>> start Extracted records

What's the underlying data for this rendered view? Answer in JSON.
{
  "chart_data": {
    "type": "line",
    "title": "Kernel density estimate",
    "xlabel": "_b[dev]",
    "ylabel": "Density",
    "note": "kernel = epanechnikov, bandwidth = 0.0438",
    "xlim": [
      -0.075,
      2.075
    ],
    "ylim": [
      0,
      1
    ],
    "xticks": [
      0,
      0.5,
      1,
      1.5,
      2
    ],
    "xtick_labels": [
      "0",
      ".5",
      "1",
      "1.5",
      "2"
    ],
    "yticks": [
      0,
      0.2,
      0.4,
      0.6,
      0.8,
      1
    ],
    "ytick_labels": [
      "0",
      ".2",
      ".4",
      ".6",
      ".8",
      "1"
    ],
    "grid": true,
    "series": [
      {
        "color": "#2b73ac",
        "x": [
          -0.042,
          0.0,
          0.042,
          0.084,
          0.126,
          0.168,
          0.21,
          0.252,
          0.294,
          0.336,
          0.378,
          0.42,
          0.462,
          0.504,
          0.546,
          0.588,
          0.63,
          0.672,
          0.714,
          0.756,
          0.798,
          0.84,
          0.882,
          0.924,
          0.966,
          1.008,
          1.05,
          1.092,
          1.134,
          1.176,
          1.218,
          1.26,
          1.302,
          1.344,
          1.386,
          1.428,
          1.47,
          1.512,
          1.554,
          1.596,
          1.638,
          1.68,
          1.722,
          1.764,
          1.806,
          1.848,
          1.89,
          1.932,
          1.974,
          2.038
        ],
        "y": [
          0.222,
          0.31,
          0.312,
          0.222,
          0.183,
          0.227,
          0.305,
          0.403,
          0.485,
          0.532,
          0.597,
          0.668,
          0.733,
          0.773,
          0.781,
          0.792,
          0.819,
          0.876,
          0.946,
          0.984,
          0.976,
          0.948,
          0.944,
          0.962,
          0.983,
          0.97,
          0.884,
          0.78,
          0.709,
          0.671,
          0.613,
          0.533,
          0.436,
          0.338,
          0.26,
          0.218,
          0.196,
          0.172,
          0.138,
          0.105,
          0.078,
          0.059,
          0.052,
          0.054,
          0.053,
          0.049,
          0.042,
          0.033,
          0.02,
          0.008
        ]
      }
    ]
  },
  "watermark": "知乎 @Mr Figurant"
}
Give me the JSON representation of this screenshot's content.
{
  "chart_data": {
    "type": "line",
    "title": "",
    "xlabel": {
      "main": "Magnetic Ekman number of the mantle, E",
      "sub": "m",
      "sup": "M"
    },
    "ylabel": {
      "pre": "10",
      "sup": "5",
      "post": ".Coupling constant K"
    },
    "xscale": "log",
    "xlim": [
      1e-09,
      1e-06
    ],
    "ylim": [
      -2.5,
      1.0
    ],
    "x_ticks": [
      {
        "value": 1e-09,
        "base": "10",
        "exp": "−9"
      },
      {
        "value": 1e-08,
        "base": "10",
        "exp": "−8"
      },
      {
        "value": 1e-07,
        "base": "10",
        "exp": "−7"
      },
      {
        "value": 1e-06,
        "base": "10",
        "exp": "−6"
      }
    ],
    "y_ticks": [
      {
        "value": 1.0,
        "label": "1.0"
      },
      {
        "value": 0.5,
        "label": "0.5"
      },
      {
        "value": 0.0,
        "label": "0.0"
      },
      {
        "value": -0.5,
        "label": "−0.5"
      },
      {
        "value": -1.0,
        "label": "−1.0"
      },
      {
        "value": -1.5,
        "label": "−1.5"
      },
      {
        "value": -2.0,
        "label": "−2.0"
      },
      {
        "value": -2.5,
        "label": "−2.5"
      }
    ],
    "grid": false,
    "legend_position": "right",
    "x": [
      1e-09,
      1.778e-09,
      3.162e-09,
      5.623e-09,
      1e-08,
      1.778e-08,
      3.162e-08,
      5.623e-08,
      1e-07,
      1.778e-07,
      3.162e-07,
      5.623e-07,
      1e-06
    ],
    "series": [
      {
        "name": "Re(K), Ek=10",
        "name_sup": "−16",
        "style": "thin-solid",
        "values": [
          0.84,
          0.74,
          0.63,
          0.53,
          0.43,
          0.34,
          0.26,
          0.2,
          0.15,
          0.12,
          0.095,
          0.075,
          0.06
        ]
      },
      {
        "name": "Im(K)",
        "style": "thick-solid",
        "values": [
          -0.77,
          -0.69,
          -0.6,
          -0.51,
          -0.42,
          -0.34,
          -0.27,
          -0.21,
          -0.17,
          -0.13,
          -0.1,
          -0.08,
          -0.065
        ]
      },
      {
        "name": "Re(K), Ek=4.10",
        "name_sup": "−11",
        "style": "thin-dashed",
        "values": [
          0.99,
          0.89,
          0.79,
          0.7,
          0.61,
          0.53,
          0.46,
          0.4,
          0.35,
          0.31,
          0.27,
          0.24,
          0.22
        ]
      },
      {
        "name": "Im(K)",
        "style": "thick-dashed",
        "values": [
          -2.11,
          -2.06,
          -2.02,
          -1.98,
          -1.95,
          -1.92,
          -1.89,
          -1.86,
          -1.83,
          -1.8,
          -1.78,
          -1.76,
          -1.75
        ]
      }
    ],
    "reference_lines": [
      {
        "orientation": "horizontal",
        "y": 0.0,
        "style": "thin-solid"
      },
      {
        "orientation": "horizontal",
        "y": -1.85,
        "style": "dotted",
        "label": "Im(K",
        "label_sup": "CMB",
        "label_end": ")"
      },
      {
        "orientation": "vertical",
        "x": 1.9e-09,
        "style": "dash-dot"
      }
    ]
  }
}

>> end Extracted records

### Problem statement
Count every line above that holds the word "JSON", and state the number and nothing more.

### Response
2